**Required task:**
Copy every line that contains the string "schematy" from the entries below.
-- begin --
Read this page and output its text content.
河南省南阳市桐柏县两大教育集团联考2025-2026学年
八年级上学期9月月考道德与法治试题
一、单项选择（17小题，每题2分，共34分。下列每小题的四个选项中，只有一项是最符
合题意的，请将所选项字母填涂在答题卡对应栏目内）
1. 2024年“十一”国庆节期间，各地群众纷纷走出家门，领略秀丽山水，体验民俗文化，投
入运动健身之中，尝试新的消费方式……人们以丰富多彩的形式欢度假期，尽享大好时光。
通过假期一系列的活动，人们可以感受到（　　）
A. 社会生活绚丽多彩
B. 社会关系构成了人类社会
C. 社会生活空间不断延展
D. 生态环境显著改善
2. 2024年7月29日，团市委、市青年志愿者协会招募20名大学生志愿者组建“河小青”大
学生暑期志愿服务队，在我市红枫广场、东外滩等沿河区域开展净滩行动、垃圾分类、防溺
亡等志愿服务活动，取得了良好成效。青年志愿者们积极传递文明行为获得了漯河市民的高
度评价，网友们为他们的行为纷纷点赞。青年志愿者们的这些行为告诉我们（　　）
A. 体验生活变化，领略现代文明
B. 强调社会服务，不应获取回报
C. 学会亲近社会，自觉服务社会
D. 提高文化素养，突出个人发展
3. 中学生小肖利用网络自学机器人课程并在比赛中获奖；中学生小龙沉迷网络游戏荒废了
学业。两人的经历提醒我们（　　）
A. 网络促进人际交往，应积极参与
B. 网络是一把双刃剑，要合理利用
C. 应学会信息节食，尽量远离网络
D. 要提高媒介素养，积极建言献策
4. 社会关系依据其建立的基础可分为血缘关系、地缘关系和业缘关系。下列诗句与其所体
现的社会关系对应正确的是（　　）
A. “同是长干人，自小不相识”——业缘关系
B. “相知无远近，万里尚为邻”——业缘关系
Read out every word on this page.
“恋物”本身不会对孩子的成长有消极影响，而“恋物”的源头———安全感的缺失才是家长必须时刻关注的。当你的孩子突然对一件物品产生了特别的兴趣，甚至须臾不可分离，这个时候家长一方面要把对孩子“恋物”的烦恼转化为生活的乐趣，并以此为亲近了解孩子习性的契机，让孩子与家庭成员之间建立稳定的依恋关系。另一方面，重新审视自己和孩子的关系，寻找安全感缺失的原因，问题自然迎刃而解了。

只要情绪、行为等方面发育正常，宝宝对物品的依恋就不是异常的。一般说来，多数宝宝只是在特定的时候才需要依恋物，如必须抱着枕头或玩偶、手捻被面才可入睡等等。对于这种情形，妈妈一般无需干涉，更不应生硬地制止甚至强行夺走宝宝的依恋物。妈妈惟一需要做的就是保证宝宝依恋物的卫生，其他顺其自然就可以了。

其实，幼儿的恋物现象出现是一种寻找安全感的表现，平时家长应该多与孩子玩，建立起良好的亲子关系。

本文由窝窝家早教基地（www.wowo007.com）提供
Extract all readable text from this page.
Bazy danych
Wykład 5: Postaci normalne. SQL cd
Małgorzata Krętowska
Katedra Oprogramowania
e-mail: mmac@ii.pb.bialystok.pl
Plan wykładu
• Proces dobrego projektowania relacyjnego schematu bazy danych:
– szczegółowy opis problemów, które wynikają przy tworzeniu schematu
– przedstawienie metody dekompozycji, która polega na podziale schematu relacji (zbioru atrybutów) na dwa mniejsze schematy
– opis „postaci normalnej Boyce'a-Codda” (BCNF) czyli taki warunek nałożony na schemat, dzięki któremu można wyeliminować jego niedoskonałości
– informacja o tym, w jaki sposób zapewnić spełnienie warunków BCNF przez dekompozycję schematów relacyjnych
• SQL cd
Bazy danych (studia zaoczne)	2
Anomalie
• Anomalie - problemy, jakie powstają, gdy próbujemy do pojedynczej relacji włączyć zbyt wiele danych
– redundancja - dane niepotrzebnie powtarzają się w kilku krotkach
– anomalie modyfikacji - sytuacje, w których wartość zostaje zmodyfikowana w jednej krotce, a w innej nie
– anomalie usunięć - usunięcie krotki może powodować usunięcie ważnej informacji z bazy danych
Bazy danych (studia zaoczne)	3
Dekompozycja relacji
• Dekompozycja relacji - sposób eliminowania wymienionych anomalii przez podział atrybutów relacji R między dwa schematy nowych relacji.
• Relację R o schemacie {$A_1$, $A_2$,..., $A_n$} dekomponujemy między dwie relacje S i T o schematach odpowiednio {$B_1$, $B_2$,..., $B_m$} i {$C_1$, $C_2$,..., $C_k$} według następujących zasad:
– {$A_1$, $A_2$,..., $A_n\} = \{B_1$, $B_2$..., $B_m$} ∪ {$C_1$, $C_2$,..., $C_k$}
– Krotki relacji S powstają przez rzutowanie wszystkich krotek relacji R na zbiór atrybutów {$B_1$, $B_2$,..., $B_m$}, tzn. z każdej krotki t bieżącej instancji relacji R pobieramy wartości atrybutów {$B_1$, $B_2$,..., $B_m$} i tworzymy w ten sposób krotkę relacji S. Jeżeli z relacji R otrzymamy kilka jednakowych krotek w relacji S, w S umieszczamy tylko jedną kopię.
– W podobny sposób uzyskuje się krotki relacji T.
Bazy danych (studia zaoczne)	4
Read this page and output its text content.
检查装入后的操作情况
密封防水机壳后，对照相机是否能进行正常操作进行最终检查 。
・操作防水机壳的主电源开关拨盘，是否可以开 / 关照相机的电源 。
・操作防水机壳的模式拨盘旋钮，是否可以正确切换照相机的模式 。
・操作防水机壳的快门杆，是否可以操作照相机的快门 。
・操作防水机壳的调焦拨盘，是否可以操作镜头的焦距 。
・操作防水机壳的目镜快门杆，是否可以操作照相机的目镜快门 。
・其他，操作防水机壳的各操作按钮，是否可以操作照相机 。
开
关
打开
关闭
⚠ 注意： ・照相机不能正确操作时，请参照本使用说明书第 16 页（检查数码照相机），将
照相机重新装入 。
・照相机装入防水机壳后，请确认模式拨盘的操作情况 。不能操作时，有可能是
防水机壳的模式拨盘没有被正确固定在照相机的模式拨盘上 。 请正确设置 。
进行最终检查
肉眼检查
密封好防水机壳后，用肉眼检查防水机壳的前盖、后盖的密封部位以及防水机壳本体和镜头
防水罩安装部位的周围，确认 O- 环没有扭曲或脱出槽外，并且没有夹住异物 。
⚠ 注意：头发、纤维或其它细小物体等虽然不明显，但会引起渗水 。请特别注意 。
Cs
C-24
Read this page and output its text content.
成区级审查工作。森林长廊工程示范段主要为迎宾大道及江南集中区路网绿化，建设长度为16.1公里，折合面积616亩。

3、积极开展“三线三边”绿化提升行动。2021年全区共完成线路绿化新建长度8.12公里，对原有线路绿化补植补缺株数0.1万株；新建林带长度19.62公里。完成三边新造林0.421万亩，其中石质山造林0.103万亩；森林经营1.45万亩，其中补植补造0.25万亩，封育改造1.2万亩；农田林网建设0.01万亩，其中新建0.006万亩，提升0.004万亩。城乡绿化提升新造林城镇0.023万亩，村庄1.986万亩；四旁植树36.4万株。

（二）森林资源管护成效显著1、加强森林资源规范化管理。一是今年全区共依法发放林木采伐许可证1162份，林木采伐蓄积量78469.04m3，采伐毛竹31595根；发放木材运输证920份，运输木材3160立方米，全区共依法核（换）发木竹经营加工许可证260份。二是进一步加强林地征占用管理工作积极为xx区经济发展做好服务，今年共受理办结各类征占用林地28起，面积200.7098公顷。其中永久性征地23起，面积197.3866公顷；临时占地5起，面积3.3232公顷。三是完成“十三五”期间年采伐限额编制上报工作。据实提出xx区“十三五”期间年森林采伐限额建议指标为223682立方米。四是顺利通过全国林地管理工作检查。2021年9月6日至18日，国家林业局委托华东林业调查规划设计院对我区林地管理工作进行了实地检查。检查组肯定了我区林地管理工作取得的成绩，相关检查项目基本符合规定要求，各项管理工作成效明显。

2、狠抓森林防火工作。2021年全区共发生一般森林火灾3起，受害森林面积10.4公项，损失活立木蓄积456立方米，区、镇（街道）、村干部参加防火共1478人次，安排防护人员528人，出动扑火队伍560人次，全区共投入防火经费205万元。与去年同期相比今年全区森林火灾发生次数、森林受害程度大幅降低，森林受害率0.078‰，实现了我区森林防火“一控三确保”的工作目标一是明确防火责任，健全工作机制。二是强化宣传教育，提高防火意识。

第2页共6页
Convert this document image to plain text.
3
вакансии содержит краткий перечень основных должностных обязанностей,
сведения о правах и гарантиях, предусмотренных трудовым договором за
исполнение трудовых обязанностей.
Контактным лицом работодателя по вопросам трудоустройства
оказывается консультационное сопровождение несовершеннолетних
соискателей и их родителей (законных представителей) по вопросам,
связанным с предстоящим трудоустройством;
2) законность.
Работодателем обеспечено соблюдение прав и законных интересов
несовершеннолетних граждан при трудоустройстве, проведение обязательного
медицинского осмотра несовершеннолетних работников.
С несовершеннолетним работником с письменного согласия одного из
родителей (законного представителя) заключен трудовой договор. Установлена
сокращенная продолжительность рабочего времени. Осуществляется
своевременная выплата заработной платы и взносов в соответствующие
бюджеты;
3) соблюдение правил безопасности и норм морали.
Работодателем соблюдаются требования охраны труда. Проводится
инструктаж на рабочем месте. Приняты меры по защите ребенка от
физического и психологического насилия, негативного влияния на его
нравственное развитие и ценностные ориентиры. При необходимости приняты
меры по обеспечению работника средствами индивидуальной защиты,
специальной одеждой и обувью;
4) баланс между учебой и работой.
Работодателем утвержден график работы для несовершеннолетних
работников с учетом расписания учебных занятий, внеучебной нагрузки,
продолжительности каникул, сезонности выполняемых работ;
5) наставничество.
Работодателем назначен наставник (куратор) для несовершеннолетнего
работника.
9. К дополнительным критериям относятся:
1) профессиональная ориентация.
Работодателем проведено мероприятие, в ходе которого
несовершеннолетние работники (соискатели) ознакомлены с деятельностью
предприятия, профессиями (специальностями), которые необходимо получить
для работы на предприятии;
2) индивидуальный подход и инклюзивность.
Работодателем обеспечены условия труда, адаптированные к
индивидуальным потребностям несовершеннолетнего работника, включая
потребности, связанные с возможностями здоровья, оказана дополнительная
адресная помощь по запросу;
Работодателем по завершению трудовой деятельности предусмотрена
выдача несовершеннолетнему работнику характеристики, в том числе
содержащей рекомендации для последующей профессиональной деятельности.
-- end --
**Response to this task:**
– przedstawienie metody dekompozycji, która polega na podziale schematu relacji (zbioru atrybutów) na dwa mniejsze schematy
• Dekompozycja relacji - sposób eliminowania wymienionych anomalii przez podział atrybutów relacji R między dwa schematy nowych relacji.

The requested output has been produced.